Work to complete> Which lines contain the word "psychotic"? Return each of them as written.

## BEGIN Records provided

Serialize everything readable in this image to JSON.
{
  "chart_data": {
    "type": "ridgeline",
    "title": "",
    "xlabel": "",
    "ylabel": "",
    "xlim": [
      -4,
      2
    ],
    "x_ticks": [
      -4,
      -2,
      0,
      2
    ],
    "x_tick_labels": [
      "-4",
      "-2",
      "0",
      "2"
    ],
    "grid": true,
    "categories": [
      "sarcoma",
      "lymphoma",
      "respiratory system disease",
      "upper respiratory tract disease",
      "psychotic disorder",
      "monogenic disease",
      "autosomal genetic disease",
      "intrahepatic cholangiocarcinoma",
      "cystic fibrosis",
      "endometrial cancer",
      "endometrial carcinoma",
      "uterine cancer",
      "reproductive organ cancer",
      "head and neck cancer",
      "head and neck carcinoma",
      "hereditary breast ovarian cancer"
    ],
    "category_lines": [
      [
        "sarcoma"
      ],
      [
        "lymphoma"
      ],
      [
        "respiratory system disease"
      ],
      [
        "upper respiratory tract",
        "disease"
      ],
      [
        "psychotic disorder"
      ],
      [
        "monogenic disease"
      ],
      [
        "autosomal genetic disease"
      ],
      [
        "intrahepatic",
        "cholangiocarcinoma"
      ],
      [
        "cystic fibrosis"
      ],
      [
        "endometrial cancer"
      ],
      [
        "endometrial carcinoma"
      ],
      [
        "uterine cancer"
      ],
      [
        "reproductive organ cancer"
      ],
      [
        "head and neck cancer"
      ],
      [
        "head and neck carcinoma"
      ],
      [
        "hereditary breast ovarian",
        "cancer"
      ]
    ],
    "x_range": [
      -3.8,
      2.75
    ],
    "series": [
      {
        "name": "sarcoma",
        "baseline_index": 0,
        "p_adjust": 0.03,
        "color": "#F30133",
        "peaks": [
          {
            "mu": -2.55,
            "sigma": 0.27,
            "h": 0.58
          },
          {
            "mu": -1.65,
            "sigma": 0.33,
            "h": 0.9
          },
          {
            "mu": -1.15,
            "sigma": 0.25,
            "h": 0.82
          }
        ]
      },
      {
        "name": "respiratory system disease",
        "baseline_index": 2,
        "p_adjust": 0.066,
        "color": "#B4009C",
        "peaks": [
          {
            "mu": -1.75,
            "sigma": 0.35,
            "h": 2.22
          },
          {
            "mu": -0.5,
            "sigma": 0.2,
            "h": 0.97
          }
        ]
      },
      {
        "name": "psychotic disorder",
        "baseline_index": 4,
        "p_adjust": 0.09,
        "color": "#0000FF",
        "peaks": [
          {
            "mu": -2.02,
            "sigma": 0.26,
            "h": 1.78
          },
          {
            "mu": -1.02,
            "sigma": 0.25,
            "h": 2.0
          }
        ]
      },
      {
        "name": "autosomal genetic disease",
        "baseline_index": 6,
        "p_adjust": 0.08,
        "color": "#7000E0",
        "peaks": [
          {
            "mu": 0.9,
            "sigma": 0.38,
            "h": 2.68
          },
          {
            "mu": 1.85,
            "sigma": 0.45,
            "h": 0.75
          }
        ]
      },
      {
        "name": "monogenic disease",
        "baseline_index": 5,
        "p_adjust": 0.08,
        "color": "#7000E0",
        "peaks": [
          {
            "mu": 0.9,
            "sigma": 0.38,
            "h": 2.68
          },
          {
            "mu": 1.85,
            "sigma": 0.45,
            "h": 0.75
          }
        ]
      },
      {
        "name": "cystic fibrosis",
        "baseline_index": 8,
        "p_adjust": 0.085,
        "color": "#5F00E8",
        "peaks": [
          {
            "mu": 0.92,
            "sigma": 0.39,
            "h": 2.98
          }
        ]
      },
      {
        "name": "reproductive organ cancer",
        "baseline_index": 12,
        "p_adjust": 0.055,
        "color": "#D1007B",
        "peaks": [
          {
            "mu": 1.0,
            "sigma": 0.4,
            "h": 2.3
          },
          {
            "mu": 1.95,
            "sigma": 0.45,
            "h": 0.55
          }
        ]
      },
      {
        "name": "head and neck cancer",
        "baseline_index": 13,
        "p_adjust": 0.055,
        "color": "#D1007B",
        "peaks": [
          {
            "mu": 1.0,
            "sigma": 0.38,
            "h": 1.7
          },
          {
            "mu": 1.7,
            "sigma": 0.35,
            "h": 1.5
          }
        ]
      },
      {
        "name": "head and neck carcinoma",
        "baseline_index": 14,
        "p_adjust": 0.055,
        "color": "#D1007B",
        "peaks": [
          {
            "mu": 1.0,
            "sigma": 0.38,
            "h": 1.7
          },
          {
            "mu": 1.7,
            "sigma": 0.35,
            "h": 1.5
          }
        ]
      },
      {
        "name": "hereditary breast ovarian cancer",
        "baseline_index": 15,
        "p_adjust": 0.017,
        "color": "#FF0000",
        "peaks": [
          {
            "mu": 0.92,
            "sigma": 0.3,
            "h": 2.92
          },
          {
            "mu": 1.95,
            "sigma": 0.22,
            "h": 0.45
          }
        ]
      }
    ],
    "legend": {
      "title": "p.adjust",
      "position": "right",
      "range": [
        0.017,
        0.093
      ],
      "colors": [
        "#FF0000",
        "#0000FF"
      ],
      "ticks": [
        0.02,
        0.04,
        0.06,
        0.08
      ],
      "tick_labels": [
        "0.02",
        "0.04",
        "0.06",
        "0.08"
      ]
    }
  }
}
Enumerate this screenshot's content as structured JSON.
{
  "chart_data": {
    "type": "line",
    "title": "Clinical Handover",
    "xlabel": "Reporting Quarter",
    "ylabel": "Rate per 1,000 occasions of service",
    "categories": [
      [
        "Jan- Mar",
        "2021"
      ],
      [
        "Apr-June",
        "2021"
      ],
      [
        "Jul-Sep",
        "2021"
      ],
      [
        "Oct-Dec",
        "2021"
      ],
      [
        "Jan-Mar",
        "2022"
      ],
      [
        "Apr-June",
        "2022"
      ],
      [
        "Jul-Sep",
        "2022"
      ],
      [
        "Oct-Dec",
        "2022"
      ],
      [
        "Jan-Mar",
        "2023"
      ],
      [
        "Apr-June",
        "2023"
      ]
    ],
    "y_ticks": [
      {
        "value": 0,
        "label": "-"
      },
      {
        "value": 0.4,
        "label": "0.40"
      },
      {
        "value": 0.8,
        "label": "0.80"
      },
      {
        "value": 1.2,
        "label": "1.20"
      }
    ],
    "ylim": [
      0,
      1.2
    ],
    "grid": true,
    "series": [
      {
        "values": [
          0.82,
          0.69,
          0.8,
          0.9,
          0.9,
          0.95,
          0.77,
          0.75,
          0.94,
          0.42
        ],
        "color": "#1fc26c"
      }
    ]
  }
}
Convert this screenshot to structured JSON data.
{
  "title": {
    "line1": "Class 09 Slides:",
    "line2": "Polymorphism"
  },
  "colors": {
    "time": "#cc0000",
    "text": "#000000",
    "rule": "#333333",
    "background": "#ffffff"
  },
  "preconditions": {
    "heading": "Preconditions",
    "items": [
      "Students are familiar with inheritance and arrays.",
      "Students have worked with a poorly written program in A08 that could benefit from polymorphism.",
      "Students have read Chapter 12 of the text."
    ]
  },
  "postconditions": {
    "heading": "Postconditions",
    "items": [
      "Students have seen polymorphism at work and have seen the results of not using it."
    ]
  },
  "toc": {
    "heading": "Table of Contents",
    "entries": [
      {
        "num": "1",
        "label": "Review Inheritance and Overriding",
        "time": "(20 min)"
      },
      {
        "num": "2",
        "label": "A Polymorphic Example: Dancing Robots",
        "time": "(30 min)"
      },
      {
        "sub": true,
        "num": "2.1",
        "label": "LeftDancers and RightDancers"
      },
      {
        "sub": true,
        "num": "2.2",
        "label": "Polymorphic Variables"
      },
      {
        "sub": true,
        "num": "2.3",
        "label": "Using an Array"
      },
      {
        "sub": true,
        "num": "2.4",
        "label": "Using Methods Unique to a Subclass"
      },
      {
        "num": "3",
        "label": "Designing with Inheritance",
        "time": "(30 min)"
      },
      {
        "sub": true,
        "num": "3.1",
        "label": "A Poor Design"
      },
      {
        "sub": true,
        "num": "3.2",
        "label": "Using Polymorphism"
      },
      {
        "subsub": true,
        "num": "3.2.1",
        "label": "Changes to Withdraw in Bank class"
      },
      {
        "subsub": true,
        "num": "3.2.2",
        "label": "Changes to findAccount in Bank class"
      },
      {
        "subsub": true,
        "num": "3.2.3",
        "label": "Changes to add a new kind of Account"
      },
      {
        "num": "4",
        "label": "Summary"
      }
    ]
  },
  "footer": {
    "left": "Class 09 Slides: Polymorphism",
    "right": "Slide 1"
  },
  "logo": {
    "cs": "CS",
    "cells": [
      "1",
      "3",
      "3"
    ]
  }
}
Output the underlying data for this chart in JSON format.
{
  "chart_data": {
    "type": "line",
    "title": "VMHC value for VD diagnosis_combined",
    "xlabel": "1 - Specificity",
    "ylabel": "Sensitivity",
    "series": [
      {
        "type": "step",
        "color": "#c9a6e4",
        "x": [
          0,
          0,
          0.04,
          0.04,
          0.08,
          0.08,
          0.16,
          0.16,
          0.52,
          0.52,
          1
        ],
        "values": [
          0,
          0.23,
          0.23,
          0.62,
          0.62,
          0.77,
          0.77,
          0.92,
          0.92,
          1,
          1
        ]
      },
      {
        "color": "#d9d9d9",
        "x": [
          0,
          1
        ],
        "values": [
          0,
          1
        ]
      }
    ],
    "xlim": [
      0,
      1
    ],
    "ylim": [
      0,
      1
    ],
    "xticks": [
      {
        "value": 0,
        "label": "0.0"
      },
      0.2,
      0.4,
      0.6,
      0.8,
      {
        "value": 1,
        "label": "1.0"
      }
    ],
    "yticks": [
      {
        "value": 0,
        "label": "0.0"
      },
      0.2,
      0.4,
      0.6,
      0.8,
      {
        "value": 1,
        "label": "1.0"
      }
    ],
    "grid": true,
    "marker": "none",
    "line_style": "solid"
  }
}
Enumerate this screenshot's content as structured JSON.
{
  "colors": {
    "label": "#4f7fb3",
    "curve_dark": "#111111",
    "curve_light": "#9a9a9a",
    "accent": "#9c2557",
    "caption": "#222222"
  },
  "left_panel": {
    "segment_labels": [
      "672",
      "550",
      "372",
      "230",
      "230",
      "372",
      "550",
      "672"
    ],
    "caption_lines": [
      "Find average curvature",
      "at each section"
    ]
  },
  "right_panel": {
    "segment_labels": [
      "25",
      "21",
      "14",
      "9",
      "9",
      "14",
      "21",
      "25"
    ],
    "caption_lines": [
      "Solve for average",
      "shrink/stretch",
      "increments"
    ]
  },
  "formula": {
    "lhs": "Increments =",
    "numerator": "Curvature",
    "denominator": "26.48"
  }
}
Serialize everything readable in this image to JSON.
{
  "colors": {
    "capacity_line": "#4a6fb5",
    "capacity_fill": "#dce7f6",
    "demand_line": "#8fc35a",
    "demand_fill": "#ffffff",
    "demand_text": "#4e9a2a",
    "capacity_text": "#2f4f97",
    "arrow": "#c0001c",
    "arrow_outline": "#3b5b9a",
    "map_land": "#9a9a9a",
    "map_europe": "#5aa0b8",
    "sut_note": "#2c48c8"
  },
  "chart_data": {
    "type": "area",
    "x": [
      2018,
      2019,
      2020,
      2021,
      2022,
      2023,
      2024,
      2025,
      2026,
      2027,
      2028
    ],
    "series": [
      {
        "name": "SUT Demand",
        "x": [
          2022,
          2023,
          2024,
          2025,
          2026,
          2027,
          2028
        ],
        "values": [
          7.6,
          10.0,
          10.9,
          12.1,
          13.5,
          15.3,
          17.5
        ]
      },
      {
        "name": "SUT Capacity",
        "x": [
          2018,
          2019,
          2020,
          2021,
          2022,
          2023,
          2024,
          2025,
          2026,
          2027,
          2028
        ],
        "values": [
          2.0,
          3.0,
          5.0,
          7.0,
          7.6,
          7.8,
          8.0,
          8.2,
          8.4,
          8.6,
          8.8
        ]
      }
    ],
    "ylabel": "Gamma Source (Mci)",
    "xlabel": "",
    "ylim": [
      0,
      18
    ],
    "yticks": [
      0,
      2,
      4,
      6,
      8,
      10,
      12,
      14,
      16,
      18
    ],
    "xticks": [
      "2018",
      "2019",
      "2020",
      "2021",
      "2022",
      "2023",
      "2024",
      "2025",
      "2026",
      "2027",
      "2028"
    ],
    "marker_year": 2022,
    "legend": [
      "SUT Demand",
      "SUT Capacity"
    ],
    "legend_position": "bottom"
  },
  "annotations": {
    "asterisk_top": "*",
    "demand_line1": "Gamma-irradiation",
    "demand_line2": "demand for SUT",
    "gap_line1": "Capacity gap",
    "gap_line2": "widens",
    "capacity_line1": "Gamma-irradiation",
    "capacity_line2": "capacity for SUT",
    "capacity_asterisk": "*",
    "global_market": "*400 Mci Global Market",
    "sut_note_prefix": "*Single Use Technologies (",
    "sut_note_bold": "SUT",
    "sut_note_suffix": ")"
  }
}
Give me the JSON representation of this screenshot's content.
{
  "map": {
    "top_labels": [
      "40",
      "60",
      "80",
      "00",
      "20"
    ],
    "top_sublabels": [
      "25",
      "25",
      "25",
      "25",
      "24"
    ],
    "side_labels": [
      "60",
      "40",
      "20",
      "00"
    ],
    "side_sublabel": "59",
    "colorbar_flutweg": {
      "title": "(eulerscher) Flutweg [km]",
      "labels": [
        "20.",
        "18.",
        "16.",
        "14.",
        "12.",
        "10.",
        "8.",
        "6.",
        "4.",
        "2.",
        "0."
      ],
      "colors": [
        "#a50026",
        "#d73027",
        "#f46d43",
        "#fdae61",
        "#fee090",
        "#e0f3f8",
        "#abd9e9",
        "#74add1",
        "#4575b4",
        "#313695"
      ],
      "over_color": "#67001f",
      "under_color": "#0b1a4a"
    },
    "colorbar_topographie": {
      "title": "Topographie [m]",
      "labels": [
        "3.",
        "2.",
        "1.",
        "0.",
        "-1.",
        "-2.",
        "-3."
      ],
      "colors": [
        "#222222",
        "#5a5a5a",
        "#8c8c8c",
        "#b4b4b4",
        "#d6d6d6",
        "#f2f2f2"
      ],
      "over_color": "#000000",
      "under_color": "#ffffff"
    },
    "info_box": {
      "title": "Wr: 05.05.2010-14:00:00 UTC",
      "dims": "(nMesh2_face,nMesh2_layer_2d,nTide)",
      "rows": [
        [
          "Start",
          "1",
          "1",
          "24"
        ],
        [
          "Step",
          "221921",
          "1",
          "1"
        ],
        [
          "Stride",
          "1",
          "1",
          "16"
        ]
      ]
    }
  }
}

## END Records provided

Exercise result>
      "psychotic disorder",
        "psychotic disorder"
        "name": "psychotic disorder",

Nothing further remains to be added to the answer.